• **Stated problem**:
Report how many lines in the records below contain the word "비밀번호". Give only the number.

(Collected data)
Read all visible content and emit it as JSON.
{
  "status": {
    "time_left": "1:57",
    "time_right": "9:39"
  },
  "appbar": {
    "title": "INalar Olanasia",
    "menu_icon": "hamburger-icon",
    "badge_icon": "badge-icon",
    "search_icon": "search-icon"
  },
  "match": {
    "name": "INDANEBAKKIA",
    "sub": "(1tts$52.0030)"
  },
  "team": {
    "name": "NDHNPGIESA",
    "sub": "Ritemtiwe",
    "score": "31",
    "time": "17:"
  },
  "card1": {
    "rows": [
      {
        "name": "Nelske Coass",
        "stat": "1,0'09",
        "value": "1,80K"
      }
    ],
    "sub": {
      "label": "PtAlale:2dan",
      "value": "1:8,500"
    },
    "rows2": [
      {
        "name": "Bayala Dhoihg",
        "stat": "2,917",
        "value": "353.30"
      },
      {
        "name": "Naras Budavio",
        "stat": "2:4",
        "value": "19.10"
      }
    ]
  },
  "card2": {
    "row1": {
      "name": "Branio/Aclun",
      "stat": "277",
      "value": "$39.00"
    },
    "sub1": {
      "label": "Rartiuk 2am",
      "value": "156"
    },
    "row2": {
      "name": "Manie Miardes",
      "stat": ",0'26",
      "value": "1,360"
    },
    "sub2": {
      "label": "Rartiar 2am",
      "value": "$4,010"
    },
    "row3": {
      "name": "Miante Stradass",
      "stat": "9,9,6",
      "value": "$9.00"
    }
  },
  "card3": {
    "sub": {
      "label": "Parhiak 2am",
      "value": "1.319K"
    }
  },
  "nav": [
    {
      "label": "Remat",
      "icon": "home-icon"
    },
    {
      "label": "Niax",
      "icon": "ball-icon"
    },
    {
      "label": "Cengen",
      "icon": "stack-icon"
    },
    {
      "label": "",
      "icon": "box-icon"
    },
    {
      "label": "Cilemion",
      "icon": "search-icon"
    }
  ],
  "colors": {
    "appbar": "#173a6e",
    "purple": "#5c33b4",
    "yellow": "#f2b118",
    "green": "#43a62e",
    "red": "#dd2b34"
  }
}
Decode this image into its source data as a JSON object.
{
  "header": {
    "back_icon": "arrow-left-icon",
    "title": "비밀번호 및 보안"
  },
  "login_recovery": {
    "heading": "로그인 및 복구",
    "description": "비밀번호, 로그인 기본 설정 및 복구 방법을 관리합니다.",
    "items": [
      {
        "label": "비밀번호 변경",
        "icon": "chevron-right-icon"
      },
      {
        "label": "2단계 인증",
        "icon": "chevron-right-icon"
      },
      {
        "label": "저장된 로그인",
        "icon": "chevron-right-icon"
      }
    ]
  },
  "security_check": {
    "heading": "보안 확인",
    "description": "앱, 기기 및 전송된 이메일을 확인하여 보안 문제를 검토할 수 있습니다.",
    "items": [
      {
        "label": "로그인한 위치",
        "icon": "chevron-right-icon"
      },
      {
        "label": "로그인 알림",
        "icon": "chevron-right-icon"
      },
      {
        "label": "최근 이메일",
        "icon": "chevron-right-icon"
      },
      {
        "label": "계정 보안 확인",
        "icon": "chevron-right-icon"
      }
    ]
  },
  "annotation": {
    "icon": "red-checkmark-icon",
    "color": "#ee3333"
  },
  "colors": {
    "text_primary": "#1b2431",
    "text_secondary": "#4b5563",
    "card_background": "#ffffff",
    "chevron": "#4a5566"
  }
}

• **Complete answer**:
3